__What is asked__.
The records that follow are to be repeated without alteration.

-- START --

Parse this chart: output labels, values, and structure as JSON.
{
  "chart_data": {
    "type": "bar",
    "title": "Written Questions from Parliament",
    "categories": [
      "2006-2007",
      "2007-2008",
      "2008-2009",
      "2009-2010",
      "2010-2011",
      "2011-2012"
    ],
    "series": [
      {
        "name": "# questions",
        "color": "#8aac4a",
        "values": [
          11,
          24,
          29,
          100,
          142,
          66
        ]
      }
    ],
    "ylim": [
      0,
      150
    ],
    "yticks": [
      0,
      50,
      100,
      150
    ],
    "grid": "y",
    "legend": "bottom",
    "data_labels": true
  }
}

-- END --

__Complete answer__.
Parse this chart: output labels, values, and structure as JSON.
{
  "chart_data": {
    "type": "bar",
    "title": "Written Questions from Parliament",
    "categories": [
      "2006-2007",
      "2007-2008",
      "2008-2009",
      "2009-2010",
      "2010-2011",
      "2011-2012"
    ],
    "series": [
      {
        "name": "# questions",
        "color": "#8aac4a",
        "values": [
          11,
          24,
          29,
          100,
          142,
          66
        ]
      }
    ],
    "ylim": [
      0,
      150
    ],
    "yticks": [
      0,
      50,
      100,
      150
    ],
    "grid": "y",
    "legend": "bottom",
    "data_labels": true
  }
}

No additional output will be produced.